**Brano:**

Ma vede, che la magistratura continui a lavorare non ci piove. Resta però evidente che Bertolaso debba dimettersi per un motivo molto semplice: è il titolare di un ufficio del malaffare. il primo rappresentante di affari sporchi, poco chiari, che il governo vuole di fatto ”ingegnerizzare” con l’istituzione della Protezione Civile Spa. Di fronte a una situazione di questo tipo non si può che rassegnare le dimissioni.
Scusi, ma ingegnerizzare cosa vuol dire?
Significa che se prima, nei casi delle emergenze, esisteva già un vezzo delle tangenti per cercare di velocizzare lavori che poi non andavano avanti, ora si è di fatto trovato l’escamotage per rendere lecito quello che prima non lo era. Mi riferisco al terremoto dell’Irpinia o del Belice, dove i ritardi sono stati tanti e dove si è fatto poco. Ora si cerca di lavorare più velocemente, legittimando però gli stessi errori di prima. E poi cosa c’entra parlare di procedura d’urgenza per eventi come l’Expo 2015 o l’Unità d’Italia? L’Expo sarà tra cinque anni. Che c’azzecca l’urgenza?
Il sistema però è migliorato. Bertolaso si è distinto in questi anni per grandi capacità sul campo, molti abruzzesi stanno tutt’ora dalla sua parte…
Io non discuto Bertolaso come professionista. Sia chiaro. Il mio discorso è differente. Riguarda il modo in cui si sta comportando la pubblica amministrazione, gestita ancora adesso da politici o imprenditori indagati, in una connessione continua di affari la cui illegalità alla fine sale sempre a galla per merito della magistratura.
Il centrodestra le rinfaccia di non aver fatto nulla però contro uno come Angelo Balducci, ora in carcere, quando lei era ministro dei Trasporti.

**Consegna:** Prosegui l'intervista su Bertolaso e la Protezione Civile a partire dall'ultima battuta riportata.

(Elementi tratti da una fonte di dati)
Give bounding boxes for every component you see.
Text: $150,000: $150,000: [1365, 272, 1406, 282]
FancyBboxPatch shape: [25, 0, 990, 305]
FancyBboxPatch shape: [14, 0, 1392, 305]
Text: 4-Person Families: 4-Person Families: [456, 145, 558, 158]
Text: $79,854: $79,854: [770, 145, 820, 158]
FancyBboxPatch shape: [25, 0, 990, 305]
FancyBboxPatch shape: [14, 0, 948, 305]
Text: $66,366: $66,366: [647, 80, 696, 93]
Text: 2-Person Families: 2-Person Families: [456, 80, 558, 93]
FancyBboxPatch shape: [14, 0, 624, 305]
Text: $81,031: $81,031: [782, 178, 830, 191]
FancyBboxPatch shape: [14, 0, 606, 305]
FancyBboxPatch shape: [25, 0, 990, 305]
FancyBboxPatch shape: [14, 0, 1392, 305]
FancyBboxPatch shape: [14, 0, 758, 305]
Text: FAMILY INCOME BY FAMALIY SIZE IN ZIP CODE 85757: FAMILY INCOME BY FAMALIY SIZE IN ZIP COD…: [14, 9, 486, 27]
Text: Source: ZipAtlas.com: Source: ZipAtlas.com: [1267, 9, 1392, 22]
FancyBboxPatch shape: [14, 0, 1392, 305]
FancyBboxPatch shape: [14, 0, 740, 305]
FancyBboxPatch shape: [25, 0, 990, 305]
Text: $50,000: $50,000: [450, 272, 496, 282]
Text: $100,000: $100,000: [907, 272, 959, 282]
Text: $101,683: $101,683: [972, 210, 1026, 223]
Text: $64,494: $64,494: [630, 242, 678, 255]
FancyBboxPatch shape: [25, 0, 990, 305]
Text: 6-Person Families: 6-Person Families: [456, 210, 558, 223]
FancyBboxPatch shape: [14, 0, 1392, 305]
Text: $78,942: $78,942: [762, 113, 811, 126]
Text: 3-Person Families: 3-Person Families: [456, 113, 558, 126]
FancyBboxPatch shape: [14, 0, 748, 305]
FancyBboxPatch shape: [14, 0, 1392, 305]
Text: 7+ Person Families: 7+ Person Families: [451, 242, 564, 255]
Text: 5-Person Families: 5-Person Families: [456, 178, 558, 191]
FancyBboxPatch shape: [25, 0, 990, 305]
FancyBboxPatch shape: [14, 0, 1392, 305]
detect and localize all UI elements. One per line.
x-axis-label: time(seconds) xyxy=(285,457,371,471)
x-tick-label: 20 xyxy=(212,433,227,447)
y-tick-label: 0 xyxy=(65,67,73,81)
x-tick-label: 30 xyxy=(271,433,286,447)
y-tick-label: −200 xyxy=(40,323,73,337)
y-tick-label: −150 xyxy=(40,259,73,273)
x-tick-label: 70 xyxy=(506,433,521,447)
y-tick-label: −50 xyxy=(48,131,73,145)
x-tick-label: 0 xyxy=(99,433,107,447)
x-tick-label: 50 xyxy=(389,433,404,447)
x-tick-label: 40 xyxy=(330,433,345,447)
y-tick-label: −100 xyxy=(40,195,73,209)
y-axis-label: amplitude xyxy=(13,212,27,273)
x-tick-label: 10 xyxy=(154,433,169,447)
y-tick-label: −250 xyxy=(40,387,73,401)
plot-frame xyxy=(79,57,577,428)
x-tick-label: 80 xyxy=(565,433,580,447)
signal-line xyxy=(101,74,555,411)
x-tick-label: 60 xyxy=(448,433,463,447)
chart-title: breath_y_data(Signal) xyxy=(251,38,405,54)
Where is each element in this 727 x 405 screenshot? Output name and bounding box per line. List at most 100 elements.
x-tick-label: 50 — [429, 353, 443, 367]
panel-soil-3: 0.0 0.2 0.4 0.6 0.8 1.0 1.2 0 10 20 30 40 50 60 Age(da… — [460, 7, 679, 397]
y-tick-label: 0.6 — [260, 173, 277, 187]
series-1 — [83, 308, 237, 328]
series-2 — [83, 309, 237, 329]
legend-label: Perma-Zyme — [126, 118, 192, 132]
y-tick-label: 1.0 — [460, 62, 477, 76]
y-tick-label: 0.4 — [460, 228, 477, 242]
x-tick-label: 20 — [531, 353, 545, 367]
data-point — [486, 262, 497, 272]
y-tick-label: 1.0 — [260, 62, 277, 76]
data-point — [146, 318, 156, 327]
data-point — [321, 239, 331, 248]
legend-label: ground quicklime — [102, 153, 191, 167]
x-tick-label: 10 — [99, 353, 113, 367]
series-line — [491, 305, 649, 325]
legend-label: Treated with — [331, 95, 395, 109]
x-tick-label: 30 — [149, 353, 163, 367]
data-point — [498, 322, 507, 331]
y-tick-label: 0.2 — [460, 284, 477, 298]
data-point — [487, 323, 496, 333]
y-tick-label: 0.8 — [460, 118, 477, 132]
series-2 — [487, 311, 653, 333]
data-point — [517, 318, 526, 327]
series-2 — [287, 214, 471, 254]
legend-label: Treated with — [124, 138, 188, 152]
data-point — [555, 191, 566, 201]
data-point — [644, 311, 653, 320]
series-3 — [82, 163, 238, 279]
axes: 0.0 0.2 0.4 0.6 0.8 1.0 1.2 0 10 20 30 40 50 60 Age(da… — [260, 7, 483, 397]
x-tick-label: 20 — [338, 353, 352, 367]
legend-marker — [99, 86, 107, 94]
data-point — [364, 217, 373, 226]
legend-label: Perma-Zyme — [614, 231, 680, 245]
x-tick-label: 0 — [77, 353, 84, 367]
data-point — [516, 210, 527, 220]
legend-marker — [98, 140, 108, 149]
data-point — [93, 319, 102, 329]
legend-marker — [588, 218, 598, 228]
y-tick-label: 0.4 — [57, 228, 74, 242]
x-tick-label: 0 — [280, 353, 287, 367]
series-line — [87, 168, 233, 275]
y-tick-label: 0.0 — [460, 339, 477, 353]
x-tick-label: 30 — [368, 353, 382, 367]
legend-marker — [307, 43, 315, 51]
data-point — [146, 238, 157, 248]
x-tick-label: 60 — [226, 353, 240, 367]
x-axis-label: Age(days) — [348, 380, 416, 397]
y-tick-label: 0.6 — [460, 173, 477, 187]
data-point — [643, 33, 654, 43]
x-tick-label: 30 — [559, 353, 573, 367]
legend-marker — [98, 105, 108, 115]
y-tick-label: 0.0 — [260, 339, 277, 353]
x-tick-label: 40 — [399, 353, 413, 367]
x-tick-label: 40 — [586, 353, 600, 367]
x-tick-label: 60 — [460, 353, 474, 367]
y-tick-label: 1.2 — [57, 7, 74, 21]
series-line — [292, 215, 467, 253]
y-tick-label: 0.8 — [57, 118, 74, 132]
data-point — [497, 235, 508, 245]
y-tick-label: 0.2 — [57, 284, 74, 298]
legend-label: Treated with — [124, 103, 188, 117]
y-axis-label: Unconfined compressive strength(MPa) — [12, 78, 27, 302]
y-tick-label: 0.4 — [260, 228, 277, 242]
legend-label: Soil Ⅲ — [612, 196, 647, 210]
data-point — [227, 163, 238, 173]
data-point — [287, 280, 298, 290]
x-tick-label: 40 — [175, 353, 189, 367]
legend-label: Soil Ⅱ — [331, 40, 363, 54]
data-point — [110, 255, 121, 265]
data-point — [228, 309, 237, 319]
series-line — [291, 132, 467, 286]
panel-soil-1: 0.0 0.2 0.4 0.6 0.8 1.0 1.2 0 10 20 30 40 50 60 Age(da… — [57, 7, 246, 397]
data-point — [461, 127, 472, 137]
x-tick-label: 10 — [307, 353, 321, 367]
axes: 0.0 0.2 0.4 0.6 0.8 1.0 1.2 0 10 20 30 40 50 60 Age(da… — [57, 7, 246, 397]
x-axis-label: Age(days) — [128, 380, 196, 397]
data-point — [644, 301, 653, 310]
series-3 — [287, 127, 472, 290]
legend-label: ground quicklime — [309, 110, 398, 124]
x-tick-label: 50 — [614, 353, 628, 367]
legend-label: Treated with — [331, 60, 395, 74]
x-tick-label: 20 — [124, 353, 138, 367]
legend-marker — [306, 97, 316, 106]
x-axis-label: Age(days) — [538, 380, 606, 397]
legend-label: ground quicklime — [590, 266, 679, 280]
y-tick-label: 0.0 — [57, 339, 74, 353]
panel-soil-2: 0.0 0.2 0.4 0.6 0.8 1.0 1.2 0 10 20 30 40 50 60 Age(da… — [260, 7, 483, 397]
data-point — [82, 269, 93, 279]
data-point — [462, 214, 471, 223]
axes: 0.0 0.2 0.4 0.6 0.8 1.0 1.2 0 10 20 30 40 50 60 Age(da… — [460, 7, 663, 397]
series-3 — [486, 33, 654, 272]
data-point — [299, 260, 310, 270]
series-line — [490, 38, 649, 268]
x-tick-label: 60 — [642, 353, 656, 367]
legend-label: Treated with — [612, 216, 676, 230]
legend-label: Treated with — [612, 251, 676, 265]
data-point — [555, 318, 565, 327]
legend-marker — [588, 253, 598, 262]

**Risposta:**
Io me lo sono trovato presidente del Consiglio Superiore dei Lavori Pubblici e l’ho spostato a capo del Dipartimento per le infrastrutture statali. Volevo una rotazione continua tra le cariche. La mia scelta era proprio quella di far ruotare questi nomi, così da spezzare quella catena, quella connessione che lega molti politici a personaggi di questo tipo. Con Balducci l’ho fatto per ben due volte, di questo mi sia dato atto.
Ma se aveva già dei dubbi a riguardo non avrebbe potuto chiederne le dimissioni?
Io non avevo niente contro Balducci. E la legge non me lo avrebbe sicuramente permesso. Allo stesso modo, mi sono comportato con Mautone trasferendolo. Ciò che volevo fare era spezzare questi possibili legami di malaffare.
Cos’è mancato in questi anni alla politica e all’imprenditoria italiana?
Sono mancate cose molto semplici che chiediamo a gran voce da tempo. Che i politici che hanno una condanna pendente si dimettano da parlamentari. E che gli imprenditori che hanno subito condanne in seguito a processi su appalti nella settore della sanità come nelle infrastrutture, non possano più operare in questi contesti. Vedrà che se facciamo un rapido calcolo, facendo piazza pulita, nessuno dei protagonisti di adesso potrebbe più operare in Italia. Solo in questo modo si riesce a spezzare una catena che continua ininterrotta da decenni.
Mi fa qualche esempio?
Penso al gruppo Margegaglia. O mi viene in mente Ligresti che era uno dei protagonisti dello sviluppo immobiliare di Milano negli anni ”90 e lo è anche ai giorni nostri.
E di quanto sta succedendo nel capoluogo lombardo cosa pensa?
Pennisi rischia di diventare solo uno dei tanti. Quando accadono fatti di questo tipo significa che è stato aperto un tappo di una situazione che va avanti da tempo. E ora tutto rischia di esplodere, come all’epoca di Tangentopoli con Mario Chiesa.
Ci sono differenze secondo lei?
L’unica differenza evidente è che ora si cerca di delegittimare il lavoro dei giudici.
Nel caso del consigliere Pennisi mi pare che nessuno abbia scelto di scagliarsi contro i magistrati. stato trovato con i soldi in mano.
Vedrà che fra qualche giorno arriveranno anche a questo. Attaccano in ogni modo i magistrati cercando di gettare fango su un lavoro sacrosanto. Ai nostri tempi almeno c’era un po’ di rispetto, ora neanche quello.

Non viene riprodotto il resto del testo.